* _WHAT IS NEEDED_:
Quote the records in full and leave their pictures out.

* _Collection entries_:
|---|

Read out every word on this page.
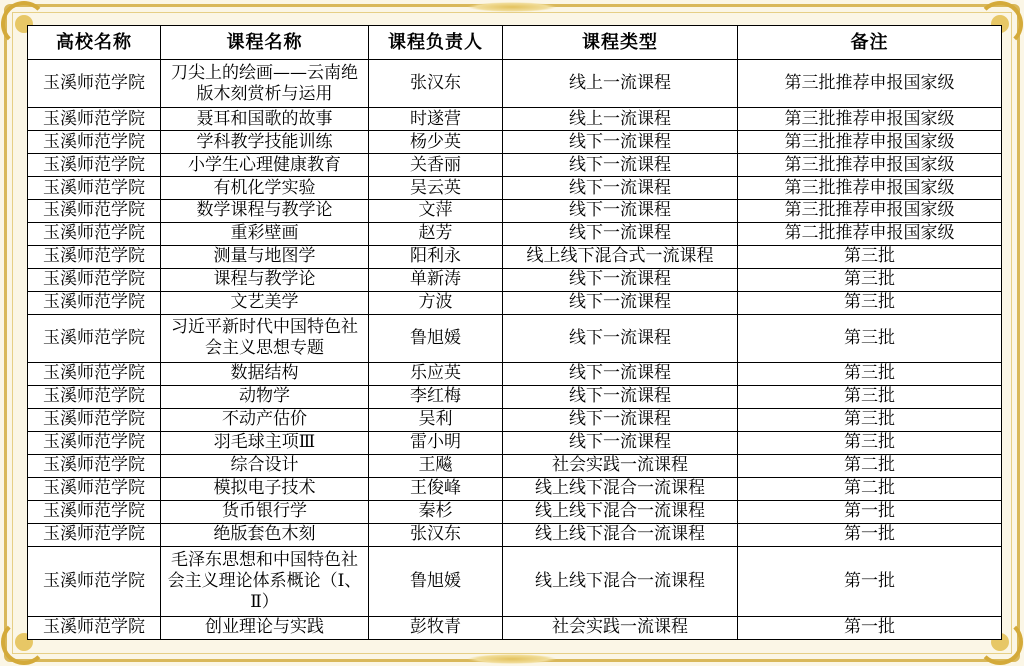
高校名称	课程名称	课程负责人	课程类型	备注
玉溪师范学院	刀尖上的绘画——云南绝版木刻赏析与运用	张汉东	线上一流课程	第三批推荐申报国家级
玉溪师范学院	聂耳和国歌的故事	时遂营	线上一流课程	第三批推荐申报国家级
玉溪师范学院	学科教学技能训练	杨少英	线下一流课程	第三批推荐申报国家级
玉溪师范学院	小学生心理健康教育	关香丽	线下一流课程	第三批推荐申报国家级
玉溪师范学院	有机化学实验	吴云英	线下一流课程	第三批推荐申报国家级
玉溪师范学院	数学课程与教学论	文萍	线下一流课程	第三批推荐申报国家级
玉溪师范学院	重彩壁画	赵芳	线下一流课程	第二批推荐申报国家级
玉溪师范学院	测量与地图学	阳利永	线上线下混合式一流课程	第三批
玉溪师范学院	课程与教学论	单新涛	线下一流课程	第三批
玉溪师范学院	文艺美学	方波	线下一流课程	第三批
玉溪师范学院	习近平新时代中国特色社会主义思想专题	鲁旭媛	线下一流课程	第三批
玉溪师范学院	数据结构	乐应英	线下一流课程	第三批
玉溪师范学院	动物学	李红梅	线下一流课程	第三批
玉溪师范学院	不动产估价	吴利	线下一流课程	第三批
玉溪师范学院	羽毛球主项Ⅲ	雷小明	线下一流课程	第三批
玉溪师范学院	综合设计	王飚	社会实践一流课程	第二批
玉溪师范学院	模拟电子技术	王俊峰	线上线下混合一流课程	第二批
玉溪师范学院	货币银行学	秦杉	线上线下混合一流课程	第一批
玉溪师范学院	绝版套色木刻	张汉东	线上线下混合一流课程	第一批
玉溪师范学院	毛泽东思想和中国特色社会主义理论体系概论（Ⅰ、Ⅱ）	鲁旭媛	线上线下混合一流课程	第一批
玉溪师范学院	创业理论与实践	彭牧青	社会实践一流课程	第一批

|---|

* _WORKED ANSWER_:
Read out every word on this page.
高校名称	课程名称	课程负责人	课程类型	备注
玉溪师范学院	刀尖上的绘画——云南绝版木刻赏析与运用	张汉东	线上一流课程	第三批推荐申报国家级
玉溪师范学院	聂耳和国歌的故事	时遂营	线上一流课程	第三批推荐申报国家级
玉溪师范学院	学科教学技能训练	杨少英	线下一流课程	第三批推荐申报国家级
玉溪师范学院	小学生心理健康教育	关香丽	线下一流课程	第三批推荐申报国家级
玉溪师范学院	有机化学实验	吴云英	线下一流课程	第三批推荐申报国家级
玉溪师范学院	数学课程与教学论	文萍	线下一流课程	第三批推荐申报国家级
玉溪师范学院	重彩壁画	赵芳	线下一流课程	第二批推荐申报国家级
玉溪师范学院	测量与地图学	阳利永	线上线下混合式一流课程	第三批
玉溪师范学院	课程与教学论	单新涛	线下一流课程	第三批
玉溪师范学院	文艺美学	方波	线下一流课程	第三批
玉溪师范学院	习近平新时代中国特色社会主义思想专题	鲁旭媛	线下一流课程	第三批
玉溪师范学院	数据结构	乐应英	线下一流课程	第三批
玉溪师范学院	动物学	李红梅	线下一流课程	第三批
玉溪师范学院	不动产估价	吴利	线下一流课程	第三批
玉溪师范学院	羽毛球主项Ⅲ	雷小明	线下一流课程	第三批
玉溪师范学院	综合设计	王飚	社会实践一流课程	第二批
玉溪师范学院	模拟电子技术	王俊峰	线上线下混合一流课程	第二批
玉溪师范学院	货币银行学	秦杉	线上线下混合一流课程	第一批
玉溪师范学院	绝版套色木刻	张汉东	线上线下混合一流课程	第一批
玉溪师范学院	毛泽东思想和中国特色社会主义理论体系概论（Ⅰ、Ⅱ）	鲁旭媛	线上线下混合一流课程	第一批
玉溪师范学院	创业理论与实践	彭牧青	社会实践一流课程	第一批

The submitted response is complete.